## Begin Data provided

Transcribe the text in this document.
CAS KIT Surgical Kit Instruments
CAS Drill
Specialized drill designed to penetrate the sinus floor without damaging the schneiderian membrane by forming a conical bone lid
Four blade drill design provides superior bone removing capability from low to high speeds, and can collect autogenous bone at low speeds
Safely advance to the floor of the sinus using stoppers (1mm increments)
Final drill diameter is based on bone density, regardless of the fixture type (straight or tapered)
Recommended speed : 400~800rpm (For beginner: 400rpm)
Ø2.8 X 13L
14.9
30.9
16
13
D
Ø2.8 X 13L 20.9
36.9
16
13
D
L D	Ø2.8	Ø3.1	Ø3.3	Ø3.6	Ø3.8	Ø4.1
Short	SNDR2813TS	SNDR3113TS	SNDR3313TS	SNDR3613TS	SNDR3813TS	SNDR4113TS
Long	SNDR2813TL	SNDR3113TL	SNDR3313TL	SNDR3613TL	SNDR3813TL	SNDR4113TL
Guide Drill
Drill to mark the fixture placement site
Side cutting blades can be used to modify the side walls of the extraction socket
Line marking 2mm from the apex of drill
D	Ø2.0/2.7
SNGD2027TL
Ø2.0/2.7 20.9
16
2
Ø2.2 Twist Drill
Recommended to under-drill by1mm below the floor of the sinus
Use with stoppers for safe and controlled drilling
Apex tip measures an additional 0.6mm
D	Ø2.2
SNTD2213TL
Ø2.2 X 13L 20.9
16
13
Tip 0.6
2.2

## End Data provided
## Begin Data provided

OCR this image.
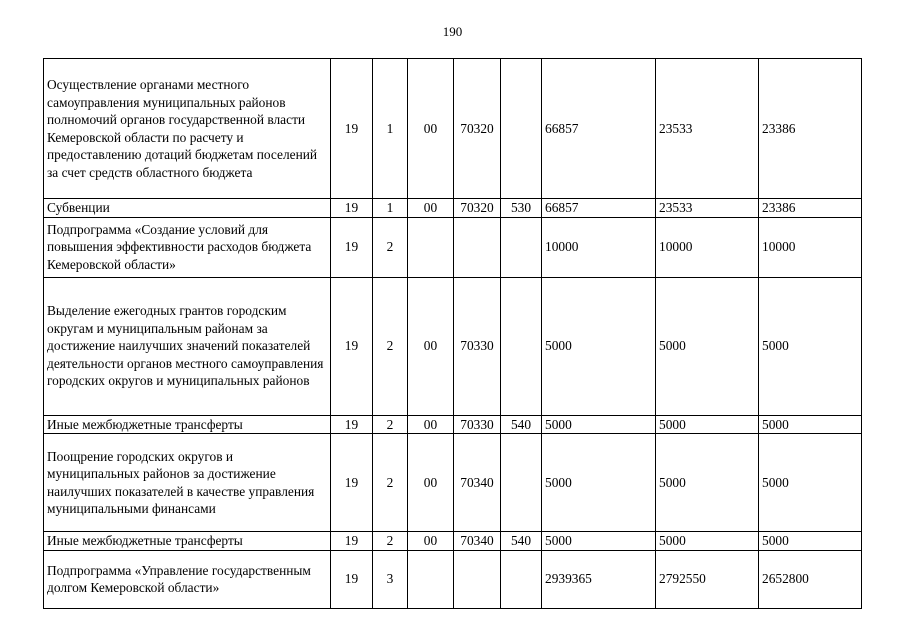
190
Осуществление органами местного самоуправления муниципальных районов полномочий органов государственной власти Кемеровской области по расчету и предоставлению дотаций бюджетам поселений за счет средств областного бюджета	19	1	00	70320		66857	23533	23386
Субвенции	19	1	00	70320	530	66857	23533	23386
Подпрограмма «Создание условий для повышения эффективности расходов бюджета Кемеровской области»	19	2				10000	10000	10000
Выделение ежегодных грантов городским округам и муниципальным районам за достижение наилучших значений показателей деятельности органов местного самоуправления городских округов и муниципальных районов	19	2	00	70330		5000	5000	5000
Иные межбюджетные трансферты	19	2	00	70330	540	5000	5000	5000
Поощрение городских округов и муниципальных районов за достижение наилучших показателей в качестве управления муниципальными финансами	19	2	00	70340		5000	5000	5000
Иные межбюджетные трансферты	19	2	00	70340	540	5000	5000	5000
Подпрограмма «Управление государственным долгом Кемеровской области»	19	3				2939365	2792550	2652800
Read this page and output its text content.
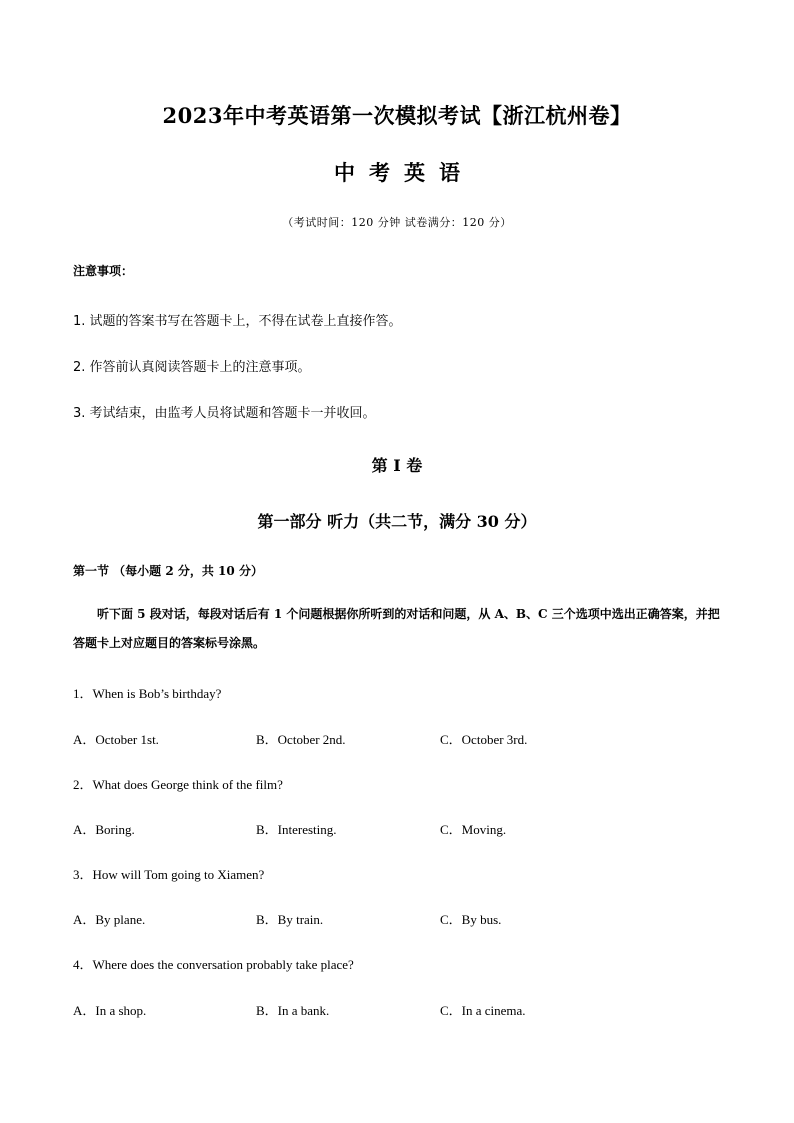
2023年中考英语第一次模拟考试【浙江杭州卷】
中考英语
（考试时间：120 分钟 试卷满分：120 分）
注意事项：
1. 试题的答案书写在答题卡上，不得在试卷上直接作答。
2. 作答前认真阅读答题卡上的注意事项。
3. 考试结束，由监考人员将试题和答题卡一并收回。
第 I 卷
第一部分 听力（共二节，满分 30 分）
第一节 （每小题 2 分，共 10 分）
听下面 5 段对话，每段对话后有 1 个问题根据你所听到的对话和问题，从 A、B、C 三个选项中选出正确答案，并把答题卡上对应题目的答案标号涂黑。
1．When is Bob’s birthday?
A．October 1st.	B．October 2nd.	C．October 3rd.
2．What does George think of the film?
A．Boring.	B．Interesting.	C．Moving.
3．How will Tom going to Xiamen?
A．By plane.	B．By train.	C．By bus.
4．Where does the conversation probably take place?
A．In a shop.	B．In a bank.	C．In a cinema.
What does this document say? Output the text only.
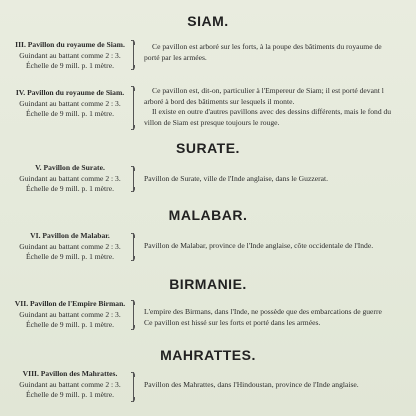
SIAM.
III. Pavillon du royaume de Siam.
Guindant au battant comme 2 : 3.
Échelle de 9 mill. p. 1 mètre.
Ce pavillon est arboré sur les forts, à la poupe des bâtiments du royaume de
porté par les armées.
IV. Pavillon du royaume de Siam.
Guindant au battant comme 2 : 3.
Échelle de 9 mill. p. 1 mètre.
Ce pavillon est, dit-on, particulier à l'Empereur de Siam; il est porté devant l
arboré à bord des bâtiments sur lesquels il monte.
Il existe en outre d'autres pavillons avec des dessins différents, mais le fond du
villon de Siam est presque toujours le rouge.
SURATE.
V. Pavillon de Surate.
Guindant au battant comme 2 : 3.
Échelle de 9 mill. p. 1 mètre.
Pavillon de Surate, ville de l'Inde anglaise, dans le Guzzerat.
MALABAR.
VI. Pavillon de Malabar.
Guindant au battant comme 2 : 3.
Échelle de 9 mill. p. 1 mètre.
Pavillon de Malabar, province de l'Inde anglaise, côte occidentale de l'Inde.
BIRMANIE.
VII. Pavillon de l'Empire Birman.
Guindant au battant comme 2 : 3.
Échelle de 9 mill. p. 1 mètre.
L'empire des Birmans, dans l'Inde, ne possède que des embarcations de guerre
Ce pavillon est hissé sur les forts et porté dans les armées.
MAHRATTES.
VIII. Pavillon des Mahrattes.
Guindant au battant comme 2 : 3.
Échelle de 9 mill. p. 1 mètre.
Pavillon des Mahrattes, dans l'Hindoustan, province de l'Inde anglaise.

## End Data provided

The exercise -
Pick out the lines that include the word "What" and write them out.

Final answer -
2．What does George think of the film?
What does this document say? Output the text only.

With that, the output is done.